§ **EXTRACTED ENTRIES**

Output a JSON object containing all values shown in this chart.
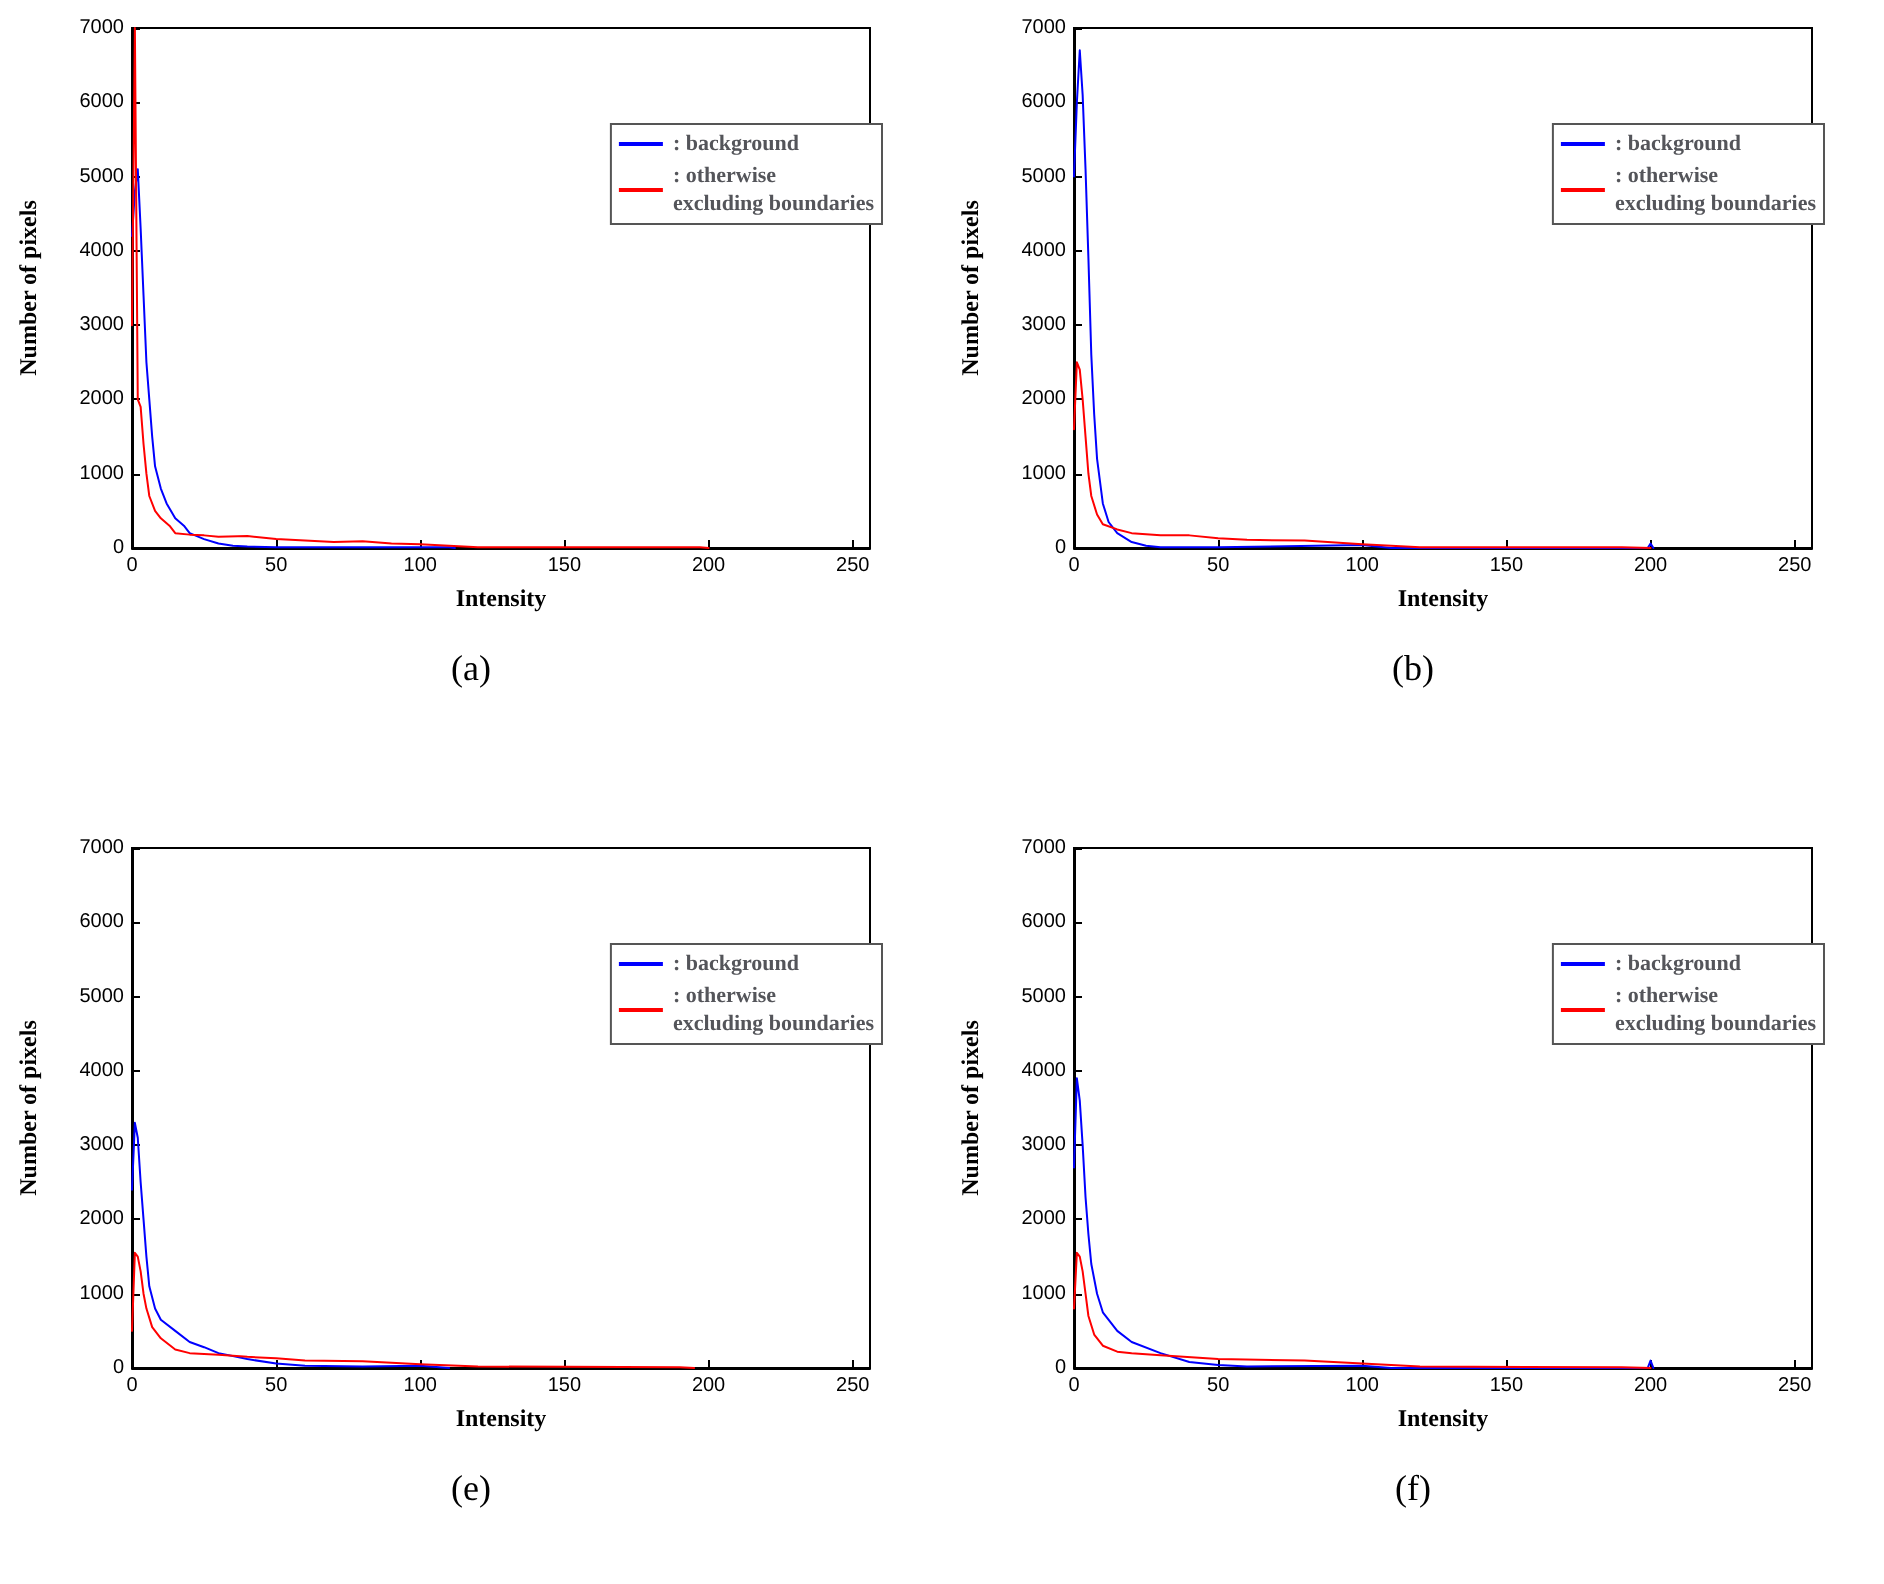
{
  "chart_data": [
    {
      "type": "line",
      "xlabel": "Intensity",
      "ylabel": "Number of pixels",
      "annotations": [
        "(a)"
      ],
      "xlim": [
        0,
        256
      ],
      "ylim": [
        0,
        7000
      ],
      "xticks": [
        0,
        50,
        100,
        150,
        200,
        250
      ],
      "yticks": [
        0,
        1000,
        2000,
        3000,
        4000,
        5000,
        6000,
        7000
      ],
      "grid": false,
      "legend": "top right",
      "marker": "none",
      "line_style": "solid",
      "series": [
        {
          "name": ": background",
          "color": "#0000ff",
          "x": [
            0,
            1,
            2,
            3,
            4,
            5,
            6,
            7,
            8,
            10,
            12,
            15,
            18,
            20,
            25,
            30,
            35,
            40,
            50,
            100,
            110,
            112
          ],
          "values": [
            4200,
            4800,
            5100,
            4300,
            3400,
            2500,
            2000,
            1500,
            1100,
            800,
            600,
            400,
            300,
            200,
            120,
            60,
            30,
            20,
            10,
            10,
            10,
            0
          ]
        },
        {
          "name": ": otherwise\nexcluding boundaries",
          "color": "#ff0000",
          "x": [
            0,
            1,
            2,
            3,
            4,
            5,
            6,
            8,
            10,
            13,
            15,
            20,
            25,
            30,
            40,
            50,
            60,
            70,
            80,
            90,
            100,
            110,
            120,
            150,
            197,
            200
          ],
          "values": [
            3000,
            7000,
            2000,
            1900,
            1400,
            1000,
            700,
            500,
            400,
            300,
            200,
            180,
            170,
            150,
            160,
            120,
            100,
            80,
            90,
            60,
            50,
            30,
            10,
            10,
            10,
            0
          ]
        }
      ]
    },
    {
      "type": "line",
      "xlabel": "Intensity",
      "ylabel": "Number of pixels",
      "annotations": [
        "(b)"
      ],
      "xlim": [
        0,
        256
      ],
      "ylim": [
        0,
        7000
      ],
      "xticks": [
        0,
        50,
        100,
        150,
        200,
        250
      ],
      "yticks": [
        0,
        1000,
        2000,
        3000,
        4000,
        5000,
        6000,
        7000
      ],
      "grid": false,
      "legend": "top right",
      "marker": "none",
      "line_style": "solid",
      "series": [
        {
          "name": ": background",
          "color": "#0000ff",
          "x": [
            0,
            1,
            2,
            3,
            4,
            5,
            6,
            7,
            8,
            10,
            12,
            15,
            20,
            25,
            30,
            50,
            100,
            110,
            199,
            200,
            201
          ],
          "values": [
            5000,
            6000,
            6700,
            6100,
            5100,
            3900,
            2600,
            1800,
            1200,
            600,
            350,
            200,
            80,
            30,
            10,
            10,
            40,
            0,
            0,
            60,
            0
          ]
        },
        {
          "name": ": otherwise\nexcluding boundaries",
          "color": "#ff0000",
          "x": [
            0,
            1,
            2,
            3,
            4,
            5,
            6,
            8,
            10,
            15,
            20,
            30,
            40,
            50,
            60,
            80,
            100,
            120,
            190,
            200
          ],
          "values": [
            1600,
            2500,
            2400,
            2000,
            1500,
            1000,
            700,
            450,
            320,
            250,
            200,
            170,
            170,
            130,
            110,
            100,
            50,
            10,
            10,
            0
          ]
        }
      ]
    },
    {
      "type": "line",
      "xlabel": "Intensity",
      "ylabel": "Number of pixels",
      "annotations": [
        "(e)"
      ],
      "xlim": [
        0,
        256
      ],
      "ylim": [
        0,
        7000
      ],
      "xticks": [
        0,
        50,
        100,
        150,
        200,
        250
      ],
      "yticks": [
        0,
        1000,
        2000,
        3000,
        4000,
        5000,
        6000,
        7000
      ],
      "grid": false,
      "legend": "top right",
      "marker": "none",
      "line_style": "solid",
      "series": [
        {
          "name": ": background",
          "color": "#0000ff",
          "x": [
            0,
            1,
            2,
            3,
            4,
            5,
            6,
            8,
            10,
            15,
            20,
            25,
            30,
            40,
            50,
            60,
            80,
            100,
            110
          ],
          "values": [
            2400,
            3300,
            3100,
            2500,
            2000,
            1500,
            1100,
            800,
            650,
            500,
            350,
            280,
            200,
            120,
            60,
            30,
            20,
            30,
            0
          ]
        },
        {
          "name": ": otherwise\nexcluding boundaries",
          "color": "#ff0000",
          "x": [
            0,
            1,
            2,
            3,
            4,
            5,
            7,
            10,
            15,
            20,
            30,
            40,
            50,
            60,
            80,
            100,
            120,
            190,
            195
          ],
          "values": [
            500,
            1550,
            1500,
            1300,
            1000,
            800,
            550,
            400,
            250,
            200,
            180,
            150,
            130,
            100,
            90,
            50,
            20,
            10,
            0
          ]
        }
      ]
    },
    {
      "type": "line",
      "xlabel": "Intensity",
      "ylabel": "Number of pixels",
      "annotations": [
        "(f)"
      ],
      "xlim": [
        0,
        256
      ],
      "ylim": [
        0,
        7000
      ],
      "xticks": [
        0,
        50,
        100,
        150,
        200,
        250
      ],
      "yticks": [
        0,
        1000,
        2000,
        3000,
        4000,
        5000,
        6000,
        7000
      ],
      "grid": false,
      "legend": "top right",
      "marker": "none",
      "line_style": "solid",
      "series": [
        {
          "name": ": background",
          "color": "#0000ff",
          "x": [
            0,
            1,
            2,
            3,
            4,
            5,
            6,
            8,
            10,
            15,
            20,
            30,
            40,
            50,
            60,
            100,
            110,
            199,
            200,
            201
          ],
          "values": [
            2700,
            3900,
            3600,
            3000,
            2300,
            1800,
            1400,
            1000,
            750,
            500,
            350,
            200,
            80,
            40,
            20,
            30,
            0,
            0,
            100,
            0
          ]
        },
        {
          "name": ": otherwise\nexcluding boundaries",
          "color": "#ff0000",
          "x": [
            0,
            1,
            2,
            3,
            4,
            5,
            7,
            10,
            15,
            20,
            30,
            50,
            80,
            100,
            120,
            190,
            200
          ],
          "values": [
            800,
            1550,
            1500,
            1300,
            1000,
            700,
            450,
            300,
            220,
            200,
            170,
            120,
            100,
            60,
            20,
            10,
            0
          ]
        }
      ]
    }
  ]
}
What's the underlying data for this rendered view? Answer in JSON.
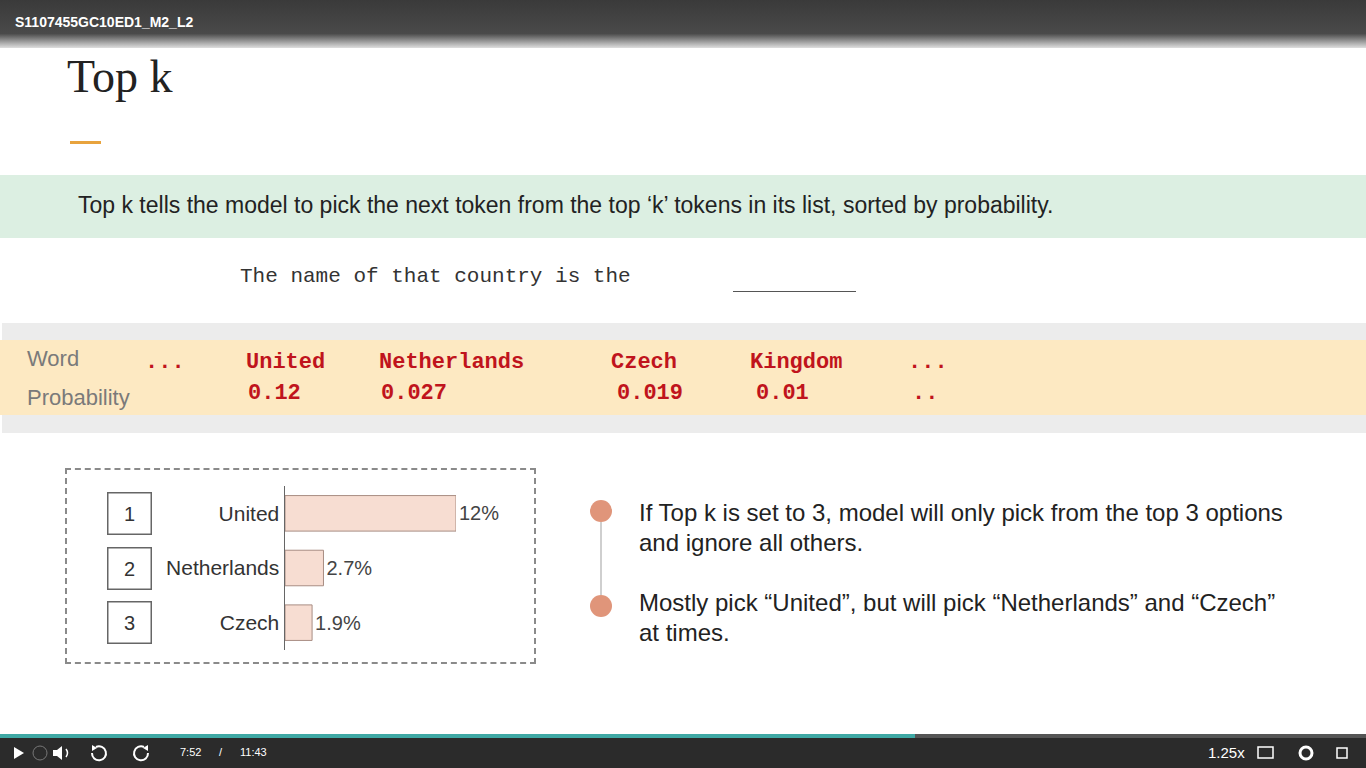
{
  "player": {
    "video_title": "S1107455GC10ED1_M2_L2",
    "current_time": "7:52",
    "separator": "/",
    "duration": "11:43",
    "speed": "1.25x"
  },
  "slide": {
    "title": "Top k",
    "banner": "Top k tells the model to pick the next token from the top ‘k’ tokens in its list, sorted by probability.",
    "sentence": "The name of that country is the",
    "table": {
      "row_labels": [
        "Word",
        "Probability"
      ],
      "words": [
        "...",
        "United",
        "Netherlands",
        "Czech",
        "Kingdom",
        "..."
      ],
      "probabilities": [
        null,
        0.12,
        0.027,
        0.019,
        0.01,
        ".."
      ]
    },
    "bullets": [
      "If Top k is set to 3, model will only pick from the top 3 options and ignore all others.",
      "Mostly pick “United”, but will pick “Netherlands” and “Czech” at times."
    ]
  },
  "chart_data": {
    "type": "bar",
    "orientation": "horizontal",
    "categories": [
      "United",
      "Netherlands",
      "Czech"
    ],
    "ranks": [
      1,
      2,
      3
    ],
    "values": [
      12,
      2.7,
      1.9
    ],
    "value_labels": [
      "12%",
      "2.7%",
      "1.9%"
    ],
    "data_labels": true,
    "color": "#f7ddd2",
    "xlim": [
      0,
      12
    ],
    "tick_labels": "y",
    "grid": false
  }
}
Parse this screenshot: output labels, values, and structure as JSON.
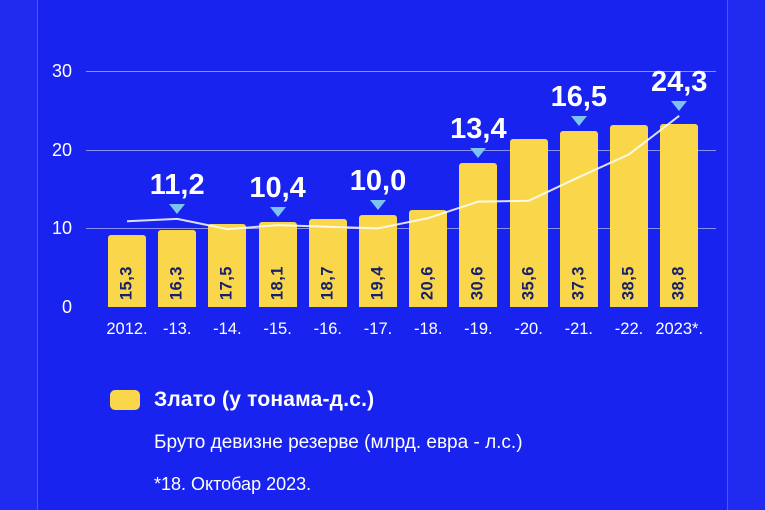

§ **WRITTEN INSTRUCTION**
Copy each line of the records precisely and drop any images they hold.

§ **COMPLETE OUTPUT**
Output a JSON object containing all values shown in this chart.
{
  "chart_data": [
    {
      "type": "line",
      "xlabel": "Intensity",
      "ylabel": "Number of pixels",
      "annotations": [
        "(a)"
      ],
      "xlim": [
        0,
        256
      ],
      "ylim": [
        0,
        7000
      ],
      "xticks": [
        0,
        50,
        100,
        150,
        200,
        250
      ],
      "yticks": [
        0,
        1000,
        2000,
        3000,
        4000,
        5000,
        6000,
        7000
      ],
      "grid": false,
      "legend": "top right",
      "marker": "none",
      "line_style": "solid",
      "series": [
        {
          "name": ": background",
          "color": "#0000ff",
          "x": [
            0,
            1,
            2,
            3,
            4,
            5,
            6,
            7,
            8,
            10,
            12,
            15,
            18,
            20,
            25,
            30,
            35,
            40,
            50,
            100,
            110,
            112
          ],
          "values": [
            4200,
            4800,
            5100,
            4300,
            3400,
            2500,
            2000,
            1500,
            1100,
            800,
            600,
            400,
            300,
            200,
            120,
            60,
            30,
            20,
            10,
            10,
            10,
            0
          ]
        },
        {
          "name": ": otherwise\nexcluding boundaries",
          "color": "#ff0000",
          "x": [
            0,
            1,
            2,
            3,
            4,
            5,
            6,
            8,
            10,
            13,
            15,
            20,
            25,
            30,
            40,
            50,
            60,
            70,
            80,
            90,
            100,
            110,
            120,
            150,
            197,
            200
          ],
          "values": [
            3000,
            7000,
            2000,
            1900,
            1400,
            1000,
            700,
            500,
            400,
            300,
            200,
            180,
            170,
            150,
            160,
            120,
            100,
            80,
            90,
            60,
            50,
            30,
            10,
            10,
            10,
            0
          ]
        }
      ]
    },
    {
      "type": "line",
      "xlabel": "Intensity",
      "ylabel": "Number of pixels",
      "annotations": [
        "(b)"
      ],
      "xlim": [
        0,
        256
      ],
      "ylim": [
        0,
        7000
      ],
      "xticks": [
        0,
        50,
        100,
        150,
        200,
        250
      ],
      "yticks": [
        0,
        1000,
        2000,
        3000,
        4000,
        5000,
        6000,
        7000
      ],
      "grid": false,
      "legend": "top right",
      "marker": "none",
      "line_style": "solid",
      "series": [
        {
          "name": ": background",
          "color": "#0000ff",
          "x": [
            0,
            1,
            2,
            3,
            4,
            5,
            6,
            7,
            8,
            10,
            12,
            15,
            20,
            25,
            30,
            50,
            100,
            110,
            199,
            200,
            201
          ],
          "values": [
            5000,
            6000,
            6700,
            6100,
            5100,
            3900,
            2600,
            1800,
            1200,
            600,
            350,
            200,
            80,
            30,
            10,
            10,
            40,
            0,
            0,
            60,
            0
          ]
        },
        {
          "name": ": otherwise\nexcluding boundaries",
          "color": "#ff0000",
          "x": [
            0,
            1,
            2,
            3,
            4,
            5,
            6,
            8,
            10,
            15,
            20,
            30,
            40,
            50,
            60,
            80,
            100,
            120,
            190,
            200
          ],
          "values": [
            1600,
            2500,
            2400,
            2000,
            1500,
            1000,
            700,
            450,
            320,
            250,
            200,
            170,
            170,
            130,
            110,
            100,
            50,
            10,
            10,
            0
          ]
        }
      ]
    },
    {
      "type": "line",
      "xlabel": "Intensity",
      "ylabel": "Number of pixels",
      "annotations": [
        "(e)"
      ],
      "xlim": [
        0,
        256
      ],
      "ylim": [
        0,
        7000
      ],
      "xticks": [
        0,
        50,
        100,
        150,
        200,
        250
      ],
      "yticks": [
        0,
        1000,
        2000,
        3000,
        4000,
        5000,
        6000,
        7000
      ],
      "grid": false,
      "legend": "top right",
      "marker": "none",
      "line_style": "solid",
      "series": [
        {
          "name": ": background",
          "color": "#0000ff",
          "x": [
            0,
            1,
            2,
            3,
            4,
            5,
            6,
            8,
            10,
            15,
            20,
            25,
            30,
            40,
            50,
            60,
            80,
            100,
            110
          ],
          "values": [
            2400,
            3300,
            3100,
            2500,
            2000,
            1500,
            1100,
            800,
            650,
            500,
            350,
            280,
            200,
            120,
            60,
            30,
            20,
            30,
            0
          ]
        },
        {
          "name": ": otherwise\nexcluding boundaries",
          "color": "#ff0000",
          "x": [
            0,
            1,
            2,
            3,
            4,
            5,
            7,
            10,
            15,
            20,
            30,
            40,
            50,
            60,
            80,
            100,
            120,
            190,
            195
          ],
          "values": [
            500,
            1550,
            1500,
            1300,
            1000,
            800,
            550,
            400,
            250,
            200,
            180,
            150,
            130,
            100,
            90,
            50,
            20,
            10,
            0
          ]
        }
      ]
    },
    {
      "type": "line",
      "xlabel": "Intensity",
      "ylabel": "Number of pixels",
      "annotations": [
        "(f)"
      ],
      "xlim": [
        0,
        256
      ],
      "ylim": [
        0,
        7000
      ],
      "xticks": [
        0,
        50,
        100,
        150,
        200,
        250
      ],
      "yticks": [
        0,
        1000,
        2000,
        3000,
        4000,
        5000,
        6000,
        7000
      ],
      "grid": false,
      "legend": "top right",
      "marker": "none",
      "line_style": "solid",
      "series": [
        {
          "name": ": background",
          "color": "#0000ff",
          "x": [
            0,
            1,
            2,
            3,
            4,
            5,
            6,
            8,
            10,
            15,
            20,
            30,
            40,
            50,
            60,
            100,
            110,
            199,
            200,
            201
          ],
          "values": [
            2700,
            3900,
            3600,
            3000,
            2300,
            1800,
            1400,
            1000,
            750,
            500,
            350,
            200,
            80,
            40,
            20,
            30,
            0,
            0,
            100,
            0
          ]
        },
        {
          "name": ": otherwise\nexcluding boundaries",
          "color": "#ff0000",
          "x": [
            0,
            1,
            2,
            3,
            4,
            5,
            7,
            10,
            15,
            20,
            30,
            50,
            80,
            100,
            120,
            190,
            200
          ],
          "values": [
            800,
            1550,
            1500,
            1300,
            1000,
            700,
            450,
            300,
            220,
            200,
            170,
            120,
            100,
            60,
            20,
            10,
            0
          ]
        }
      ]
    }
  ]
}
What's the underlying data for this rendered view? Answer in JSON.
{
  "player": {
    "video_title": "S1107455GC10ED1_M2_L2",
    "current_time": "7:52",
    "separator": "/",
    "duration": "11:43",
    "speed": "1.25x"
  },
  "slide": {
    "title": "Top k",
    "banner": "Top k tells the model to pick the next token from the top ‘k’ tokens in its list, sorted by probability.",
    "sentence": "The name of that country is the",
    "table": {
      "row_labels": [
        "Word",
        "Probability"
      ],
      "words": [
        "...",
        "United",
        "Netherlands",
        "Czech",
        "Kingdom",
        "..."
      ],
      "probabilities": [
        null,
        0.12,
        0.027,
        0.019,
        0.01,
        ".."
      ]
    },
    "bullets": [
      "If Top k is set to 3, model will only pick from the top 3 options and ignore all others.",
      "Mostly pick “United”, but will pick “Netherlands” and “Czech” at times."
    ]
  },
  "chart_data": {
    "type": "bar",
    "orientation": "horizontal",
    "categories": [
      "United",
      "Netherlands",
      "Czech"
    ],
    "ranks": [
      1,
      2,
      3
    ],
    "values": [
      12,
      2.7,
      1.9
    ],
    "value_labels": [
      "12%",
      "2.7%",
      "1.9%"
    ],
    "data_labels": true,
    "color": "#f7ddd2",
    "xlim": [
      0,
      12
    ],
    "tick_labels": "y",
    "grid": false
  }
}
Parse this screenshot: output labels, values, and structure as JSON.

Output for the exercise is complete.